Stated problem: State the count of lines below in which the word "environments" appears, and add nothing.

(Stored records)
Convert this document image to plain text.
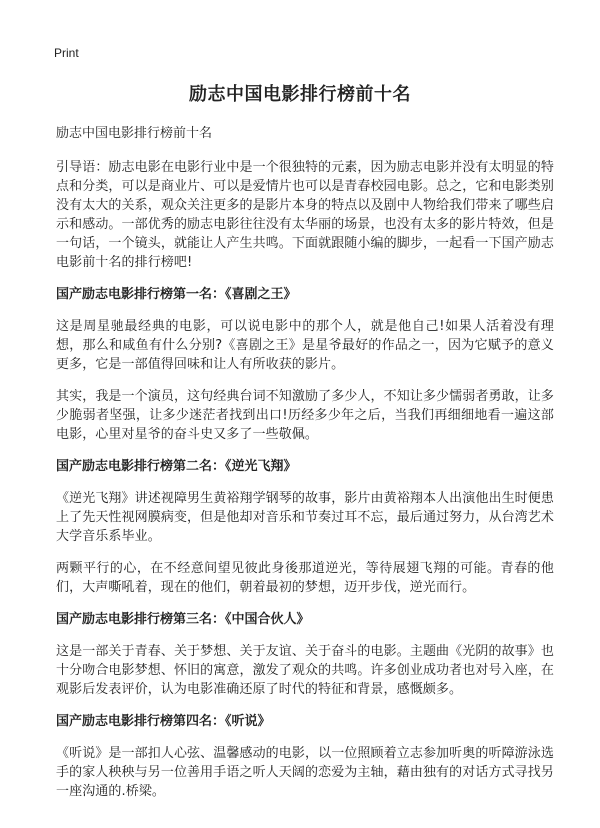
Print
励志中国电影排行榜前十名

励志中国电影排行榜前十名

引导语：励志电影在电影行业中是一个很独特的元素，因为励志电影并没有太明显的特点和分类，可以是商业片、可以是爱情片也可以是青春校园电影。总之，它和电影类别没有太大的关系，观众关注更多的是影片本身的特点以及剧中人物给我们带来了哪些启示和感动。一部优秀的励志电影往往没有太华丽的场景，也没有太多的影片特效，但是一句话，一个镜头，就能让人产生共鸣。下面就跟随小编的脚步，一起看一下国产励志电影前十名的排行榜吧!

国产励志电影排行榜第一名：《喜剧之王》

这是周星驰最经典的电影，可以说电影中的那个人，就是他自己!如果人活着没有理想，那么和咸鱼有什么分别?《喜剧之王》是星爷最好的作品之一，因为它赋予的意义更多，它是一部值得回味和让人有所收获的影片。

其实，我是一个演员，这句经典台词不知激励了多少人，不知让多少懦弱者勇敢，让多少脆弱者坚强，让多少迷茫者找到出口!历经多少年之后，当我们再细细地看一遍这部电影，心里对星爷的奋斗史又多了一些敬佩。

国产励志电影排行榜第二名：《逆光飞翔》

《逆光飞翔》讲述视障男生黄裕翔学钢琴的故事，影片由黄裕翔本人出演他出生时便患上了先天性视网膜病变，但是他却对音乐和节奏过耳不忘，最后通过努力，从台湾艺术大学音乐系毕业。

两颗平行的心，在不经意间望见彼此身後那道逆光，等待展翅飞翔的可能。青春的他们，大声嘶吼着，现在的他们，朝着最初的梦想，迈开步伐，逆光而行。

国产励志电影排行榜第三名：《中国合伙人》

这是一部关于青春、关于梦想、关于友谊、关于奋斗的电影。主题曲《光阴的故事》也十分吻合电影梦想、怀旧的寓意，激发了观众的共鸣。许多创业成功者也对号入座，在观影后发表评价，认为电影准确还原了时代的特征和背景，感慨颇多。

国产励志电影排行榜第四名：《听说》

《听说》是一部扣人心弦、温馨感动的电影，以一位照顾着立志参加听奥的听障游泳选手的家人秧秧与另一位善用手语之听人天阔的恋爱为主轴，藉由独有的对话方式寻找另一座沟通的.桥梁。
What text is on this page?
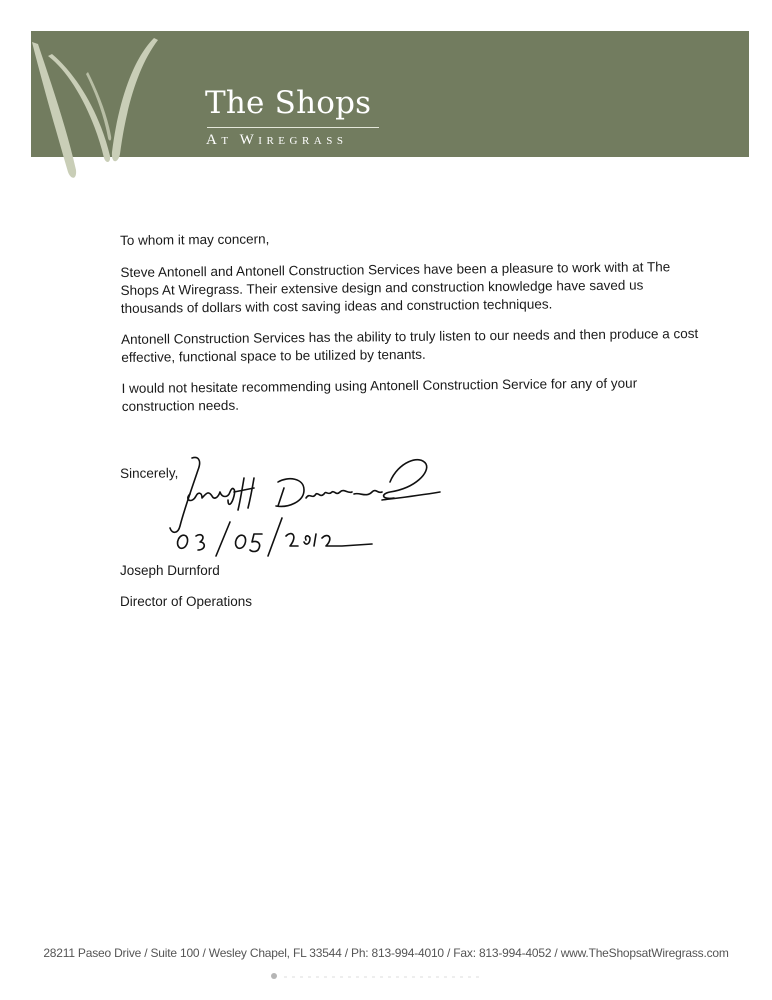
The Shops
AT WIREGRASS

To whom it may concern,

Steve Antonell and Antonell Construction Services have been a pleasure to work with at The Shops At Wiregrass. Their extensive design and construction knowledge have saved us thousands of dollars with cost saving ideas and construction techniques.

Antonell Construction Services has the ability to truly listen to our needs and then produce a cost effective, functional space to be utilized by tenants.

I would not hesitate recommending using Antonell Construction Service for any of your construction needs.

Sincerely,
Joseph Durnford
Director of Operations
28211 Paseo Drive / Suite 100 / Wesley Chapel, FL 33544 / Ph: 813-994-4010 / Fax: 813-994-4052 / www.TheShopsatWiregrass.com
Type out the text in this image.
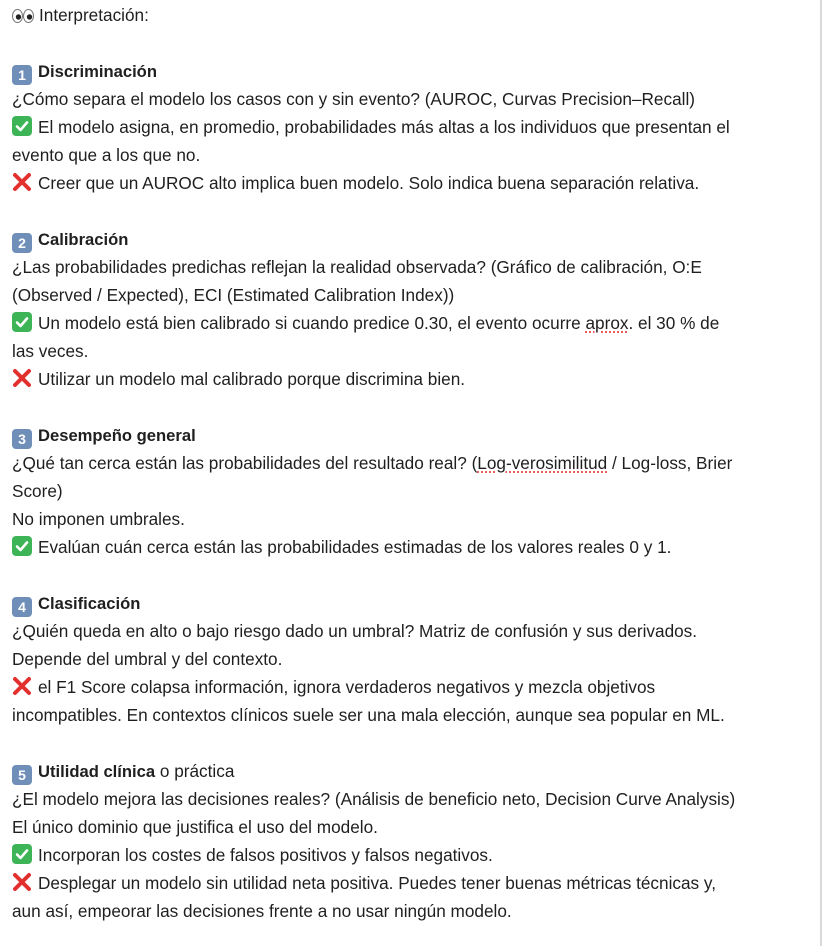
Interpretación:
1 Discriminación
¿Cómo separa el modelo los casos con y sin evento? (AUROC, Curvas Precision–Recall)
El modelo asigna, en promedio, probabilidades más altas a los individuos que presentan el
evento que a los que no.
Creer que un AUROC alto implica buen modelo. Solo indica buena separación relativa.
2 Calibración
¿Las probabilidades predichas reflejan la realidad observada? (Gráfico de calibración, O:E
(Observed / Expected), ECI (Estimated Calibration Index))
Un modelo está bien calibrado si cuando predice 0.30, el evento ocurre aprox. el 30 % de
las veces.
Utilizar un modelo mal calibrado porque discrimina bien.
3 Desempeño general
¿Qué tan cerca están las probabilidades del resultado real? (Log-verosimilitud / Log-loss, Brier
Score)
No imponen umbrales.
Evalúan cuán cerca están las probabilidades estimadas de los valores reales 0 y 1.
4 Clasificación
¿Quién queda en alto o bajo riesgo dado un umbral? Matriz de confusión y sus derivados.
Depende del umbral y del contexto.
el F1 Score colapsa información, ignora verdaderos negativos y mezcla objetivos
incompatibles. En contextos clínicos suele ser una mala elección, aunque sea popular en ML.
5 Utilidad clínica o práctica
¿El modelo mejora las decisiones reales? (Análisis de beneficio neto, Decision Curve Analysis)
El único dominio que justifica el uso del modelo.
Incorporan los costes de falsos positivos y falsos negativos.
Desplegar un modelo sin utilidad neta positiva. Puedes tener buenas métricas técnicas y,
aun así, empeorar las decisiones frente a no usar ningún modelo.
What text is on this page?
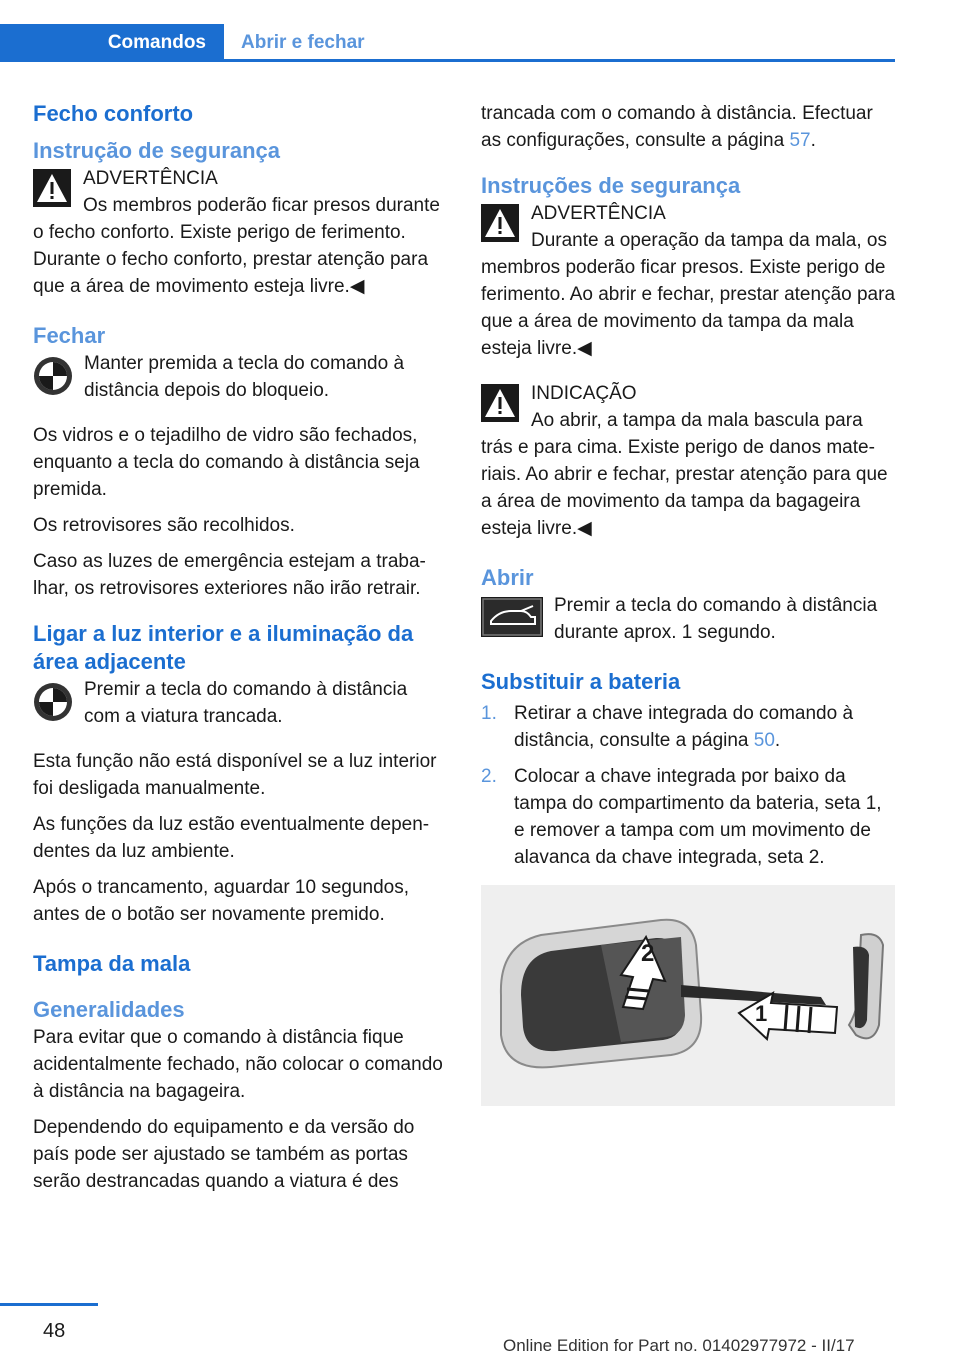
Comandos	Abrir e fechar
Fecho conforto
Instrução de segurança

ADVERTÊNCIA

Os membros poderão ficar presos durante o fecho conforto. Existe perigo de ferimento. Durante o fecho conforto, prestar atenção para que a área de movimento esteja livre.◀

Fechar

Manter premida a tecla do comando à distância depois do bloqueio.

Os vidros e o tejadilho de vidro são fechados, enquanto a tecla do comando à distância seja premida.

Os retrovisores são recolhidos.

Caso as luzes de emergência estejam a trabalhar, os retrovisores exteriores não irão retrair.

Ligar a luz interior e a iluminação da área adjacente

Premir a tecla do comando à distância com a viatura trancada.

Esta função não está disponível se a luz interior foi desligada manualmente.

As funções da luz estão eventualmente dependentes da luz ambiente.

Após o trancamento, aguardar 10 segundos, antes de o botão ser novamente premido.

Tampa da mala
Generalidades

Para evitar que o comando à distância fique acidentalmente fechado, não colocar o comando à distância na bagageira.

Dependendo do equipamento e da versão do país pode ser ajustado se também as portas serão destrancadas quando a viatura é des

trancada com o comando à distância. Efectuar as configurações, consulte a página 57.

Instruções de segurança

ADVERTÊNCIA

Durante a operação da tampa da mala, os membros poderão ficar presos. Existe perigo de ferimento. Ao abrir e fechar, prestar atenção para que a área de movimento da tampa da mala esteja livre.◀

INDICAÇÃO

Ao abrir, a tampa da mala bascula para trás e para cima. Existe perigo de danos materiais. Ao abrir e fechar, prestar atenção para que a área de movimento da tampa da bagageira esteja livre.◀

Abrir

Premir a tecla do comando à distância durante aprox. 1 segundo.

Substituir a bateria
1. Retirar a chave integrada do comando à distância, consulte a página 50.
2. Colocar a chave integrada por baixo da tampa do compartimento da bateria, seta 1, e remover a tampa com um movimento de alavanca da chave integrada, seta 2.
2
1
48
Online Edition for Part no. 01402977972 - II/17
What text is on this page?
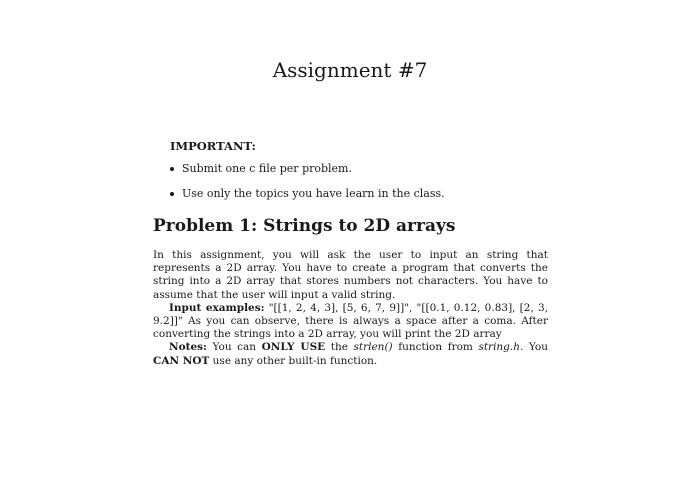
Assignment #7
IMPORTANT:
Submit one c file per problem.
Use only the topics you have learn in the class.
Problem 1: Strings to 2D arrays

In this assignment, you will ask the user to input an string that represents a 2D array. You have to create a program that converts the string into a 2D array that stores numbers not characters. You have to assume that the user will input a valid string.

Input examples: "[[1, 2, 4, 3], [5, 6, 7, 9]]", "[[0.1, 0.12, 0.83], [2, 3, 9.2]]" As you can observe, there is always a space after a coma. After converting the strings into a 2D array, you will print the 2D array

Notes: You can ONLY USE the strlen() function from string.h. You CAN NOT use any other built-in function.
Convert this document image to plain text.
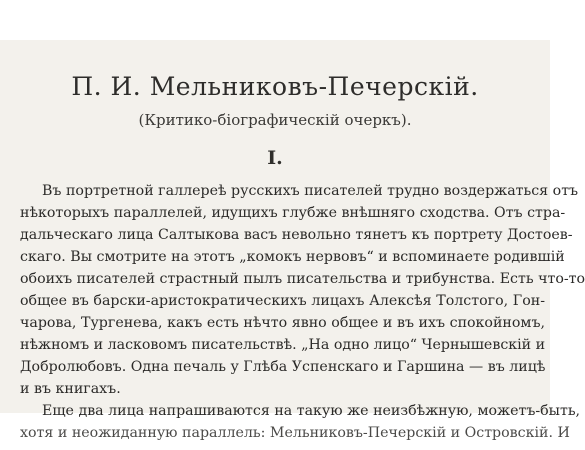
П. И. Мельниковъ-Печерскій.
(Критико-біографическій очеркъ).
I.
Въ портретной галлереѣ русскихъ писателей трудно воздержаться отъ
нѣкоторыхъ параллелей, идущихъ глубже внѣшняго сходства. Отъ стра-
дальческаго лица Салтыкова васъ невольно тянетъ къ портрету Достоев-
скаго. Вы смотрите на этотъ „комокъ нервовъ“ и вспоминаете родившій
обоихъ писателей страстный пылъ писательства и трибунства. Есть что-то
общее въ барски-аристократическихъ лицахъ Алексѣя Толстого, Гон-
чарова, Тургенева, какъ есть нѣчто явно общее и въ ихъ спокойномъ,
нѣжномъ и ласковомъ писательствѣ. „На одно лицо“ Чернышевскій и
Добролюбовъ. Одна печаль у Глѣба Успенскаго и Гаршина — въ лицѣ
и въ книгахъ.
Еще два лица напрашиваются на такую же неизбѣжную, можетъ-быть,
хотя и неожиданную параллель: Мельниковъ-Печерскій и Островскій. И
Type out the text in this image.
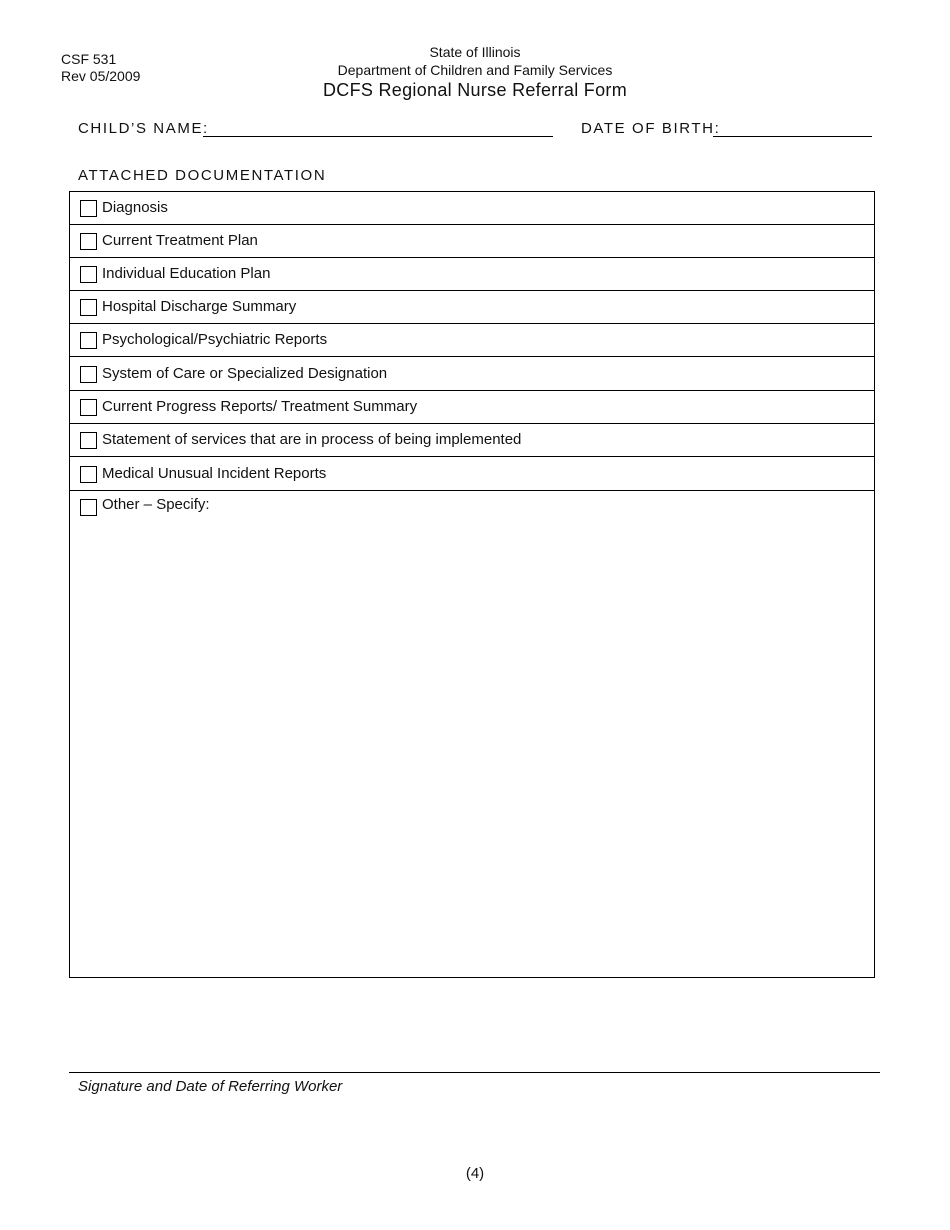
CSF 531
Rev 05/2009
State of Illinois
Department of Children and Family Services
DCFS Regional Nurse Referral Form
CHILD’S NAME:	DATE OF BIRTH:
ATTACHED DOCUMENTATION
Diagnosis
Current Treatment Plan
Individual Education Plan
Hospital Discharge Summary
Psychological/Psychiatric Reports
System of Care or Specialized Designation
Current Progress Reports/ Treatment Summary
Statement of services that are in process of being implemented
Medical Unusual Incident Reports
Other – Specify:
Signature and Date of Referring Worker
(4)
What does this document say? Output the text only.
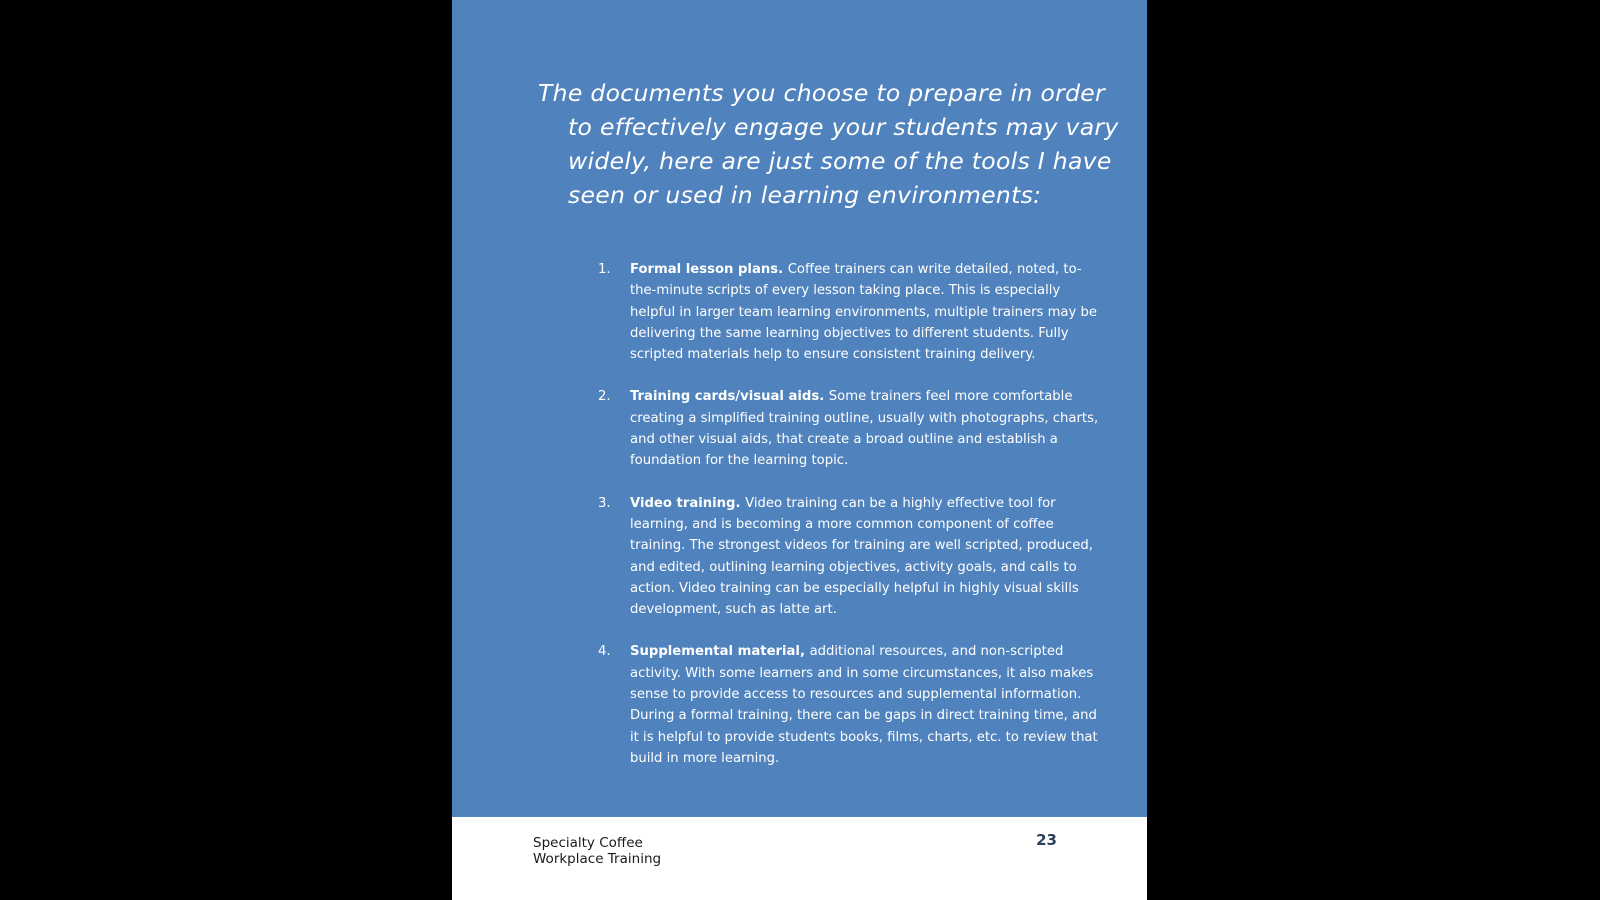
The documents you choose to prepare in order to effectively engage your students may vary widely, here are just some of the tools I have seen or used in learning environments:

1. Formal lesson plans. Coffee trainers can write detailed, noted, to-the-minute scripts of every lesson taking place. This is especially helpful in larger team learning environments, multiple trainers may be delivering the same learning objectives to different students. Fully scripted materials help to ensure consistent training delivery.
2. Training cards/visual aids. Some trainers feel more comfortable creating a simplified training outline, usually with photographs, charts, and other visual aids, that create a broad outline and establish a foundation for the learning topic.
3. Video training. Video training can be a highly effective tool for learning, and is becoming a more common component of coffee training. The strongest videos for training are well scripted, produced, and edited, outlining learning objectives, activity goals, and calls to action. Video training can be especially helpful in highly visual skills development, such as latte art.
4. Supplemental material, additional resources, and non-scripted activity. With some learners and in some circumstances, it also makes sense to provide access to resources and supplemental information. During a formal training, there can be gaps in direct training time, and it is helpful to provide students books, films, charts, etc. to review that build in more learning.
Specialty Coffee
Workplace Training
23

Answer in full: 2